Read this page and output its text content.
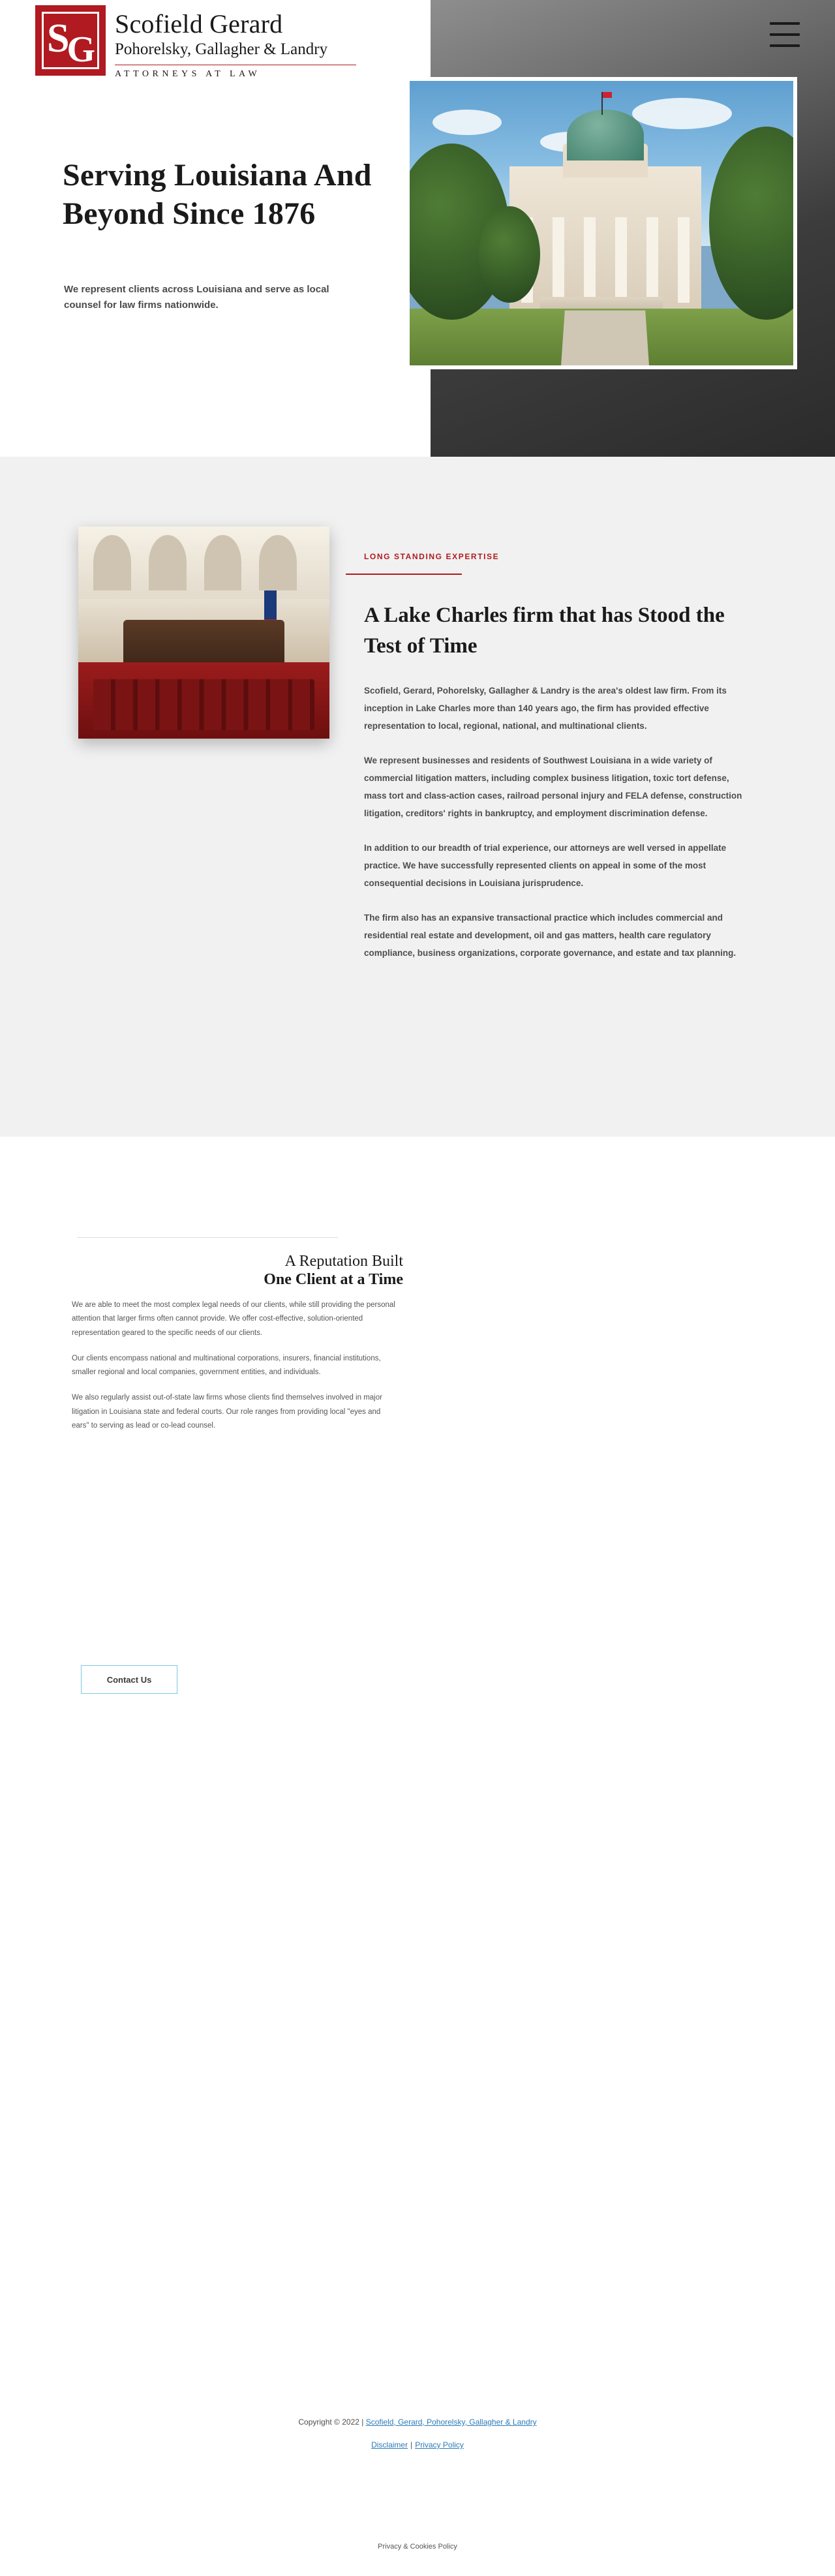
S
G
Scofield Gerard
Pohorelsky, Gallagher & Landry
ATTORNEYS AT LAW
Serving Louisiana And Beyond Since 1876

We represent clients across Louisiana and serve as local counsel for law firms nationwide.

LONG STANDING EXPERTISE
A Lake Charles firm that has Stood the Test of Time

Scofield, Gerard, Pohorelsky, Gallagher & Landry is the area's oldest law firm. From its inception in Lake Charles more than 140 years ago, the firm has provided effective representation to local, regional, national, and multinational clients.

We represent businesses and residents of Southwest Louisiana in a wide variety of commercial litigation matters, including complex business litigation, toxic tort defense, mass tort and class-action cases, railroad personal injury and FELA defense, construction litigation, creditors' rights in bankruptcy, and employment discrimination defense.

In addition to our breadth of trial experience, our attorneys are well versed in appellate practice. We have successfully represented clients on appeal in some of the most consequential decisions in Louisiana jurisprudence.

The firm also has an expansive transactional practice which includes commercial and residential real estate and development, oil and gas matters, health care regulatory compliance, business organizations, corporate governance, and estate and tax planning.

A Reputation Built
One Client at a Time

We are able to meet the most complex legal needs of our clients, while still providing the personal attention that larger firms often cannot provide. We offer cost-effective, solution-oriented representation geared to the specific needs of our clients.

Our clients encompass national and multinational corporations, insurers, financial institutions, smaller regional and local companies, government entities, and individuals.

We also regularly assist out-of-state law firms whose clients find themselves involved in major litigation in Louisiana state and federal courts. Our role ranges from providing local "eyes and ears" to serving as lead or co-lead counsel.

Contact Us
Copyright © 2022 | Scofield, Gerard, Pohorelsky, Gallagher & Landry
Disclaimer | Privacy Policy
Privacy & Cookies Policy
• • •
WRITTEN EXERCISE:
Copy every entry word for word, but omit the pictures.

TASK RESPONSE:
Read this page and output its text content.
S
G
Scofield Gerard
Pohorelsky, Gallagher & Landry
ATTORNEYS AT LAW
Serving Louisiana And Beyond Since 1876

We represent clients across Louisiana and serve as local counsel for law firms nationwide.

LONG STANDING EXPERTISE
A Lake Charles firm that has Stood the Test of Time

Scofield, Gerard, Pohorelsky, Gallagher & Landry is the area's oldest law firm. From its inception in Lake Charles more than 140 years ago, the firm has provided effective representation to local, regional, national, and multinational clients.

We represent businesses and residents of Southwest Louisiana in a wide variety of commercial litigation matters, including complex business litigation, toxic tort defense, mass tort and class-action cases, railroad personal injury and FELA defense, construction litigation, creditors' rights in bankruptcy, and employment discrimination defense.

In addition to our breadth of trial experience, our attorneys are well versed in appellate practice. We have successfully represented clients on appeal in some of the most consequential decisions in Louisiana jurisprudence.

The firm also has an expansive transactional practice which includes commercial and residential real estate and development, oil and gas matters, health care regulatory compliance, business organizations, corporate governance, and estate and tax planning.

A Reputation Built
One Client at a Time

We are able to meet the most complex legal needs of our clients, while still providing the personal attention that larger firms often cannot provide. We offer cost-effective, solution-oriented representation geared to the specific needs of our clients.

Our clients encompass national and multinational corporations, insurers, financial institutions, smaller regional and local companies, government entities, and individuals.

We also regularly assist out-of-state law firms whose clients find themselves involved in major litigation in Louisiana state and federal courts. Our role ranges from providing local "eyes and ears" to serving as lead or co-lead counsel.

Contact Us
Copyright © 2022 | Scofield, Gerard, Pohorelsky, Gallagher & Landry
Disclaimer | Privacy Policy
Privacy & Cookies Policy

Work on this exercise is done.